- [Objective]: Your task is to repeat all of the material exactly.
** BEGIN Entries **
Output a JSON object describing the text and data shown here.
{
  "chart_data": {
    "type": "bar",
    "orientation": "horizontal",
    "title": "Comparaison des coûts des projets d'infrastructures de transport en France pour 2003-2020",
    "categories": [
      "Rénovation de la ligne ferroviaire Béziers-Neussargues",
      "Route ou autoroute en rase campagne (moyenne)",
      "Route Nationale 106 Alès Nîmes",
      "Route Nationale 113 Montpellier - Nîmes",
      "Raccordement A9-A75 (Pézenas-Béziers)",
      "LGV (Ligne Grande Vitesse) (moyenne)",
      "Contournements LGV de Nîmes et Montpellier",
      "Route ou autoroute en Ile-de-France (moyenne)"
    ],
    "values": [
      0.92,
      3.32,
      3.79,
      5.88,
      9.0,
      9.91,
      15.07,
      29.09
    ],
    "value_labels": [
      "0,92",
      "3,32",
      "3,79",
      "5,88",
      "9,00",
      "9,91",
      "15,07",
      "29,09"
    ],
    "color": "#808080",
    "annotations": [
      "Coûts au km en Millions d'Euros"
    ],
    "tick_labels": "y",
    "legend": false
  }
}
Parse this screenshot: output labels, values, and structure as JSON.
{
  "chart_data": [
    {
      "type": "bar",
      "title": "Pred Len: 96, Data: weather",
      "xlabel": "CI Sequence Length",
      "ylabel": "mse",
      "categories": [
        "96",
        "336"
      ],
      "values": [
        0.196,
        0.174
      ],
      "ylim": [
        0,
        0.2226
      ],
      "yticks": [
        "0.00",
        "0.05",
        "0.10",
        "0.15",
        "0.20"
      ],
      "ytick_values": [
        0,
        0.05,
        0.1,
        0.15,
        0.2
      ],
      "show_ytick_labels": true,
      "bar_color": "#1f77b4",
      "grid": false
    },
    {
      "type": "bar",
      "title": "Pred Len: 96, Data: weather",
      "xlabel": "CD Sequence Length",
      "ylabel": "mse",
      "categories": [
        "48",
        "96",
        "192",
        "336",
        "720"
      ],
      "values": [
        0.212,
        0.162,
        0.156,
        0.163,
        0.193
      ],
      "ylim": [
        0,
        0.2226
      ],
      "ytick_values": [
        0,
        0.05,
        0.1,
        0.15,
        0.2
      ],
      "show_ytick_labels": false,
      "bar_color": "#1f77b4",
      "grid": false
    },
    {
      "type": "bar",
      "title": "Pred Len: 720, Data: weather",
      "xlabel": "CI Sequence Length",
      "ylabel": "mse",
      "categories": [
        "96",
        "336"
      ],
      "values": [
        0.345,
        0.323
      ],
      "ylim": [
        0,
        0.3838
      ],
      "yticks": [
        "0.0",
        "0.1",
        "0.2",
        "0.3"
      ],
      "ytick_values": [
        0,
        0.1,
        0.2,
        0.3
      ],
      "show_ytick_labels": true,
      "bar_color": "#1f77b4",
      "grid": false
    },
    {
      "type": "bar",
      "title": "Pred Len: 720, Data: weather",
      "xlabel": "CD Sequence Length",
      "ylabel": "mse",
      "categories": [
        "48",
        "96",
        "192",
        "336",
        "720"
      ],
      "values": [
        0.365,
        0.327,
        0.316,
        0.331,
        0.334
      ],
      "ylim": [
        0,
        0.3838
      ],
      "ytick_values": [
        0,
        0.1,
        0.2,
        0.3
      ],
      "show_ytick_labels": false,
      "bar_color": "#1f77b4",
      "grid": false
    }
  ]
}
** END Entries **
- [Task answer]:
Output a JSON object describing the text and data shown here.
{
  "chart_data": {
    "type": "bar",
    "orientation": "horizontal",
    "title": "Comparaison des coûts des projets d'infrastructures de transport en France pour 2003-2020",
    "categories": [
      "Rénovation de la ligne ferroviaire Béziers-Neussargues",
      "Route ou autoroute en rase campagne (moyenne)",
      "Route Nationale 106 Alès Nîmes",
      "Route Nationale 113 Montpellier - Nîmes",
      "Raccordement A9-A75 (Pézenas-Béziers)",
      "LGV (Ligne Grande Vitesse) (moyenne)",
      "Contournements LGV de Nîmes et Montpellier",
      "Route ou autoroute en Ile-de-France (moyenne)"
    ],
    "values": [
      0.92,
      3.32,
      3.79,
      5.88,
      9.0,
      9.91,
      15.07,
      29.09
    ],
    "value_labels": [
      "0,92",
      "3,32",
      "3,79",
      "5,88",
      "9,00",
      "9,91",
      "15,07",
      "29,09"
    ],
    "color": "#808080",
    "annotations": [
      "Coûts au km en Millions d'Euros"
    ],
    "tick_labels": "y",
    "legend": false
  }
}
Parse this screenshot: output labels, values, and structure as JSON.
{
  "chart_data": [
    {
      "type": "bar",
      "title": "Pred Len: 96, Data: weather",
      "xlabel": "CI Sequence Length",
      "ylabel": "mse",
      "categories": [
        "96",
        "336"
      ],
      "values": [
        0.196,
        0.174
      ],
      "ylim": [
        0,
        0.2226
      ],
      "yticks": [
        "0.00",
        "0.05",
        "0.10",
        "0.15",
        "0.20"
      ],
      "ytick_values": [
        0,
        0.05,
        0.1,
        0.15,
        0.2
      ],
      "show_ytick_labels": true,
      "bar_color": "#1f77b4",
      "grid": false
    },
    {
      "type": "bar",
      "title": "Pred Len: 96, Data: weather",
      "xlabel": "CD Sequence Length",
      "ylabel": "mse",
      "categories": [
        "48",
        "96",
        "192",
        "336",
        "720"
      ],
      "values": [
        0.212,
        0.162,
        0.156,
        0.163,
        0.193
      ],
      "ylim": [
        0,
        0.2226
      ],
      "ytick_values": [
        0,
        0.05,
        0.1,
        0.15,
        0.2
      ],
      "show_ytick_labels": false,
      "bar_color": "#1f77b4",
      "grid": false
    },
    {
      "type": "bar",
      "title": "Pred Len: 720, Data: weather",
      "xlabel": "CI Sequence Length",
      "ylabel": "mse",
      "categories": [
        "96",
        "336"
      ],
      "values": [
        0.345,
        0.323
      ],
      "ylim": [
        0,
        0.3838
      ],
      "yticks": [
        "0.0",
        "0.1",
        "0.2",
        "0.3"
      ],
      "ytick_values": [
        0,
        0.1,
        0.2,
        0.3
      ],
      "show_ytick_labels": true,
      "bar_color": "#1f77b4",
      "grid": false
    },
    {
      "type": "bar",
      "title": "Pred Len: 720, Data: weather",
      "xlabel": "CD Sequence Length",
      "ylabel": "mse",
      "categories": [
        "48",
        "96",
        "192",
        "336",
        "720"
      ],
      "values": [
        0.365,
        0.327,
        0.316,
        0.331,
        0.334
      ],
      "ylim": [
        0,
        0.3838
      ],
      "ytick_values": [
        0,
        0.1,
        0.2,
        0.3
      ],
      "show_ytick_labels": false,
      "bar_color": "#1f77b4",
      "grid": false
    }
  ]
}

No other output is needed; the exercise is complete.